:: Records supplied ::

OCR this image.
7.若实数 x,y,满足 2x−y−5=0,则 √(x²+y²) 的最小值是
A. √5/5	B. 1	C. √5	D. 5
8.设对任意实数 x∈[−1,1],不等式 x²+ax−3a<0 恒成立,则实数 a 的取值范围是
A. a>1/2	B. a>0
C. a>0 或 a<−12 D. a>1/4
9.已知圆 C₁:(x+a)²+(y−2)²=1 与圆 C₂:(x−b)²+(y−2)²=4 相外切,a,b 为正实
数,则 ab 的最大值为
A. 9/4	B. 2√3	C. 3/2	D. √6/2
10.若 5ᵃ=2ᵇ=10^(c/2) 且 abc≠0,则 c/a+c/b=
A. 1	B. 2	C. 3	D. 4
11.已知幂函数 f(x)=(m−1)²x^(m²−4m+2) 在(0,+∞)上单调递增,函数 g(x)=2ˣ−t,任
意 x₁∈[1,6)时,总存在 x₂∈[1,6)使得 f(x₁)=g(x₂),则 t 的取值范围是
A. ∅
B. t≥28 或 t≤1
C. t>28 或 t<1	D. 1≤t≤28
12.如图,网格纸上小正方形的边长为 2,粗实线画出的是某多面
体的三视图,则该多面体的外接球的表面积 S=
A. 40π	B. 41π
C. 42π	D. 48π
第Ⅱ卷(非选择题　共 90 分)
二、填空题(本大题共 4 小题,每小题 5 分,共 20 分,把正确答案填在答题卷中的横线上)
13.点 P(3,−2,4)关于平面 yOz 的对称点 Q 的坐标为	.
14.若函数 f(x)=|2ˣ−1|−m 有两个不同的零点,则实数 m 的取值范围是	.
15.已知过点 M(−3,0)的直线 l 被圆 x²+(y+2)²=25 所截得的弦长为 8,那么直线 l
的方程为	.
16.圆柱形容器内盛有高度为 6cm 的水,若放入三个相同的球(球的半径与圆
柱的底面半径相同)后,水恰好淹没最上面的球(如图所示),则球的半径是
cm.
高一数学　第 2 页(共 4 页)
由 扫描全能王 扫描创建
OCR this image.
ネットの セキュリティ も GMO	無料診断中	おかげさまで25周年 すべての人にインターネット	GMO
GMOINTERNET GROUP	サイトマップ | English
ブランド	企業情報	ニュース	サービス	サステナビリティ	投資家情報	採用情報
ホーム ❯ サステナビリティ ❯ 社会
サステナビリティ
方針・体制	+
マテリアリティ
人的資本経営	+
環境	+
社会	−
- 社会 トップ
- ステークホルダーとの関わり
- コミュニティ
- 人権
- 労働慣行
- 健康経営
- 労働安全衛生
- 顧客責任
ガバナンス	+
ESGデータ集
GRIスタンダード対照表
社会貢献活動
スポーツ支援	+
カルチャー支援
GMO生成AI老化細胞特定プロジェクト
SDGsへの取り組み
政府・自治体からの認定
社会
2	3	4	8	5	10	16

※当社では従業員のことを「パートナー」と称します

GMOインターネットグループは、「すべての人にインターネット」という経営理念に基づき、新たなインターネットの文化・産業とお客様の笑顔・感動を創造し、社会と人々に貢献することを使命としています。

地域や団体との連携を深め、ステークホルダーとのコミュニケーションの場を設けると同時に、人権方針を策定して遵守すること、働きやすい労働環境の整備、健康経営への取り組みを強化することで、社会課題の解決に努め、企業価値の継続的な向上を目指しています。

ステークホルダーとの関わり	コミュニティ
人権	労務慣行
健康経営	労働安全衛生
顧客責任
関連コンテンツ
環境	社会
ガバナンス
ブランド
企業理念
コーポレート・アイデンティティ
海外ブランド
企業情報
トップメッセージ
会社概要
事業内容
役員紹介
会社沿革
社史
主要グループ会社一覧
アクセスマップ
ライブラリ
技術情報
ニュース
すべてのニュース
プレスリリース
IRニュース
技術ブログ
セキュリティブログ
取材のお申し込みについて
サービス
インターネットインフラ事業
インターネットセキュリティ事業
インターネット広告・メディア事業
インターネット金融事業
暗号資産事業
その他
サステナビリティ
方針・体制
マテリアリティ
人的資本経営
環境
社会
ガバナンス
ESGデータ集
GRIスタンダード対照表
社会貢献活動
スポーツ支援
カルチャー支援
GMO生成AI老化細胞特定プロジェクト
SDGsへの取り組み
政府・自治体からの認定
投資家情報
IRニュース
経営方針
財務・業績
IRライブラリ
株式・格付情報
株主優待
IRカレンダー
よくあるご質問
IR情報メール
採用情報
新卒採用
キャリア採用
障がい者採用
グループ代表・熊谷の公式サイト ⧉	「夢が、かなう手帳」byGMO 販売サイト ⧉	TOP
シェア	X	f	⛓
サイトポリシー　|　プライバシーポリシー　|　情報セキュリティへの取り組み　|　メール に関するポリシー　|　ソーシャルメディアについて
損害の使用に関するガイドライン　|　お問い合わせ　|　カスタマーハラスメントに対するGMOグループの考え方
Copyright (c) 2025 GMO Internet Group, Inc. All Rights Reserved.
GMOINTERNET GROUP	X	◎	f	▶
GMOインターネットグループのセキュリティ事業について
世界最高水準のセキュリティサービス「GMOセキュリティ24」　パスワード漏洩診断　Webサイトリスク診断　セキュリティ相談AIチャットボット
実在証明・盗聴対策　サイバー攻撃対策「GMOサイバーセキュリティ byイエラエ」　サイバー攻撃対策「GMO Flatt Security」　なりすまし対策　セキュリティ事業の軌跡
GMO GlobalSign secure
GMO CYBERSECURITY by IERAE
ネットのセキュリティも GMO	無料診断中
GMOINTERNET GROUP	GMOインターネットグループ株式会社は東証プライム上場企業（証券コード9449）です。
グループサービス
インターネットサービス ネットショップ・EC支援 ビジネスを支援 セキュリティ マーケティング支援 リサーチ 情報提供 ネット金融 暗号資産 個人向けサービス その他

:::

• _Instruction_: Pull every line containing the word "投資家情報" out of the material.

• _Answer to this problem_:
ブランド	企業情報	ニュース	サービス	サステナビリティ	投資家情報	採用情報
投資家情報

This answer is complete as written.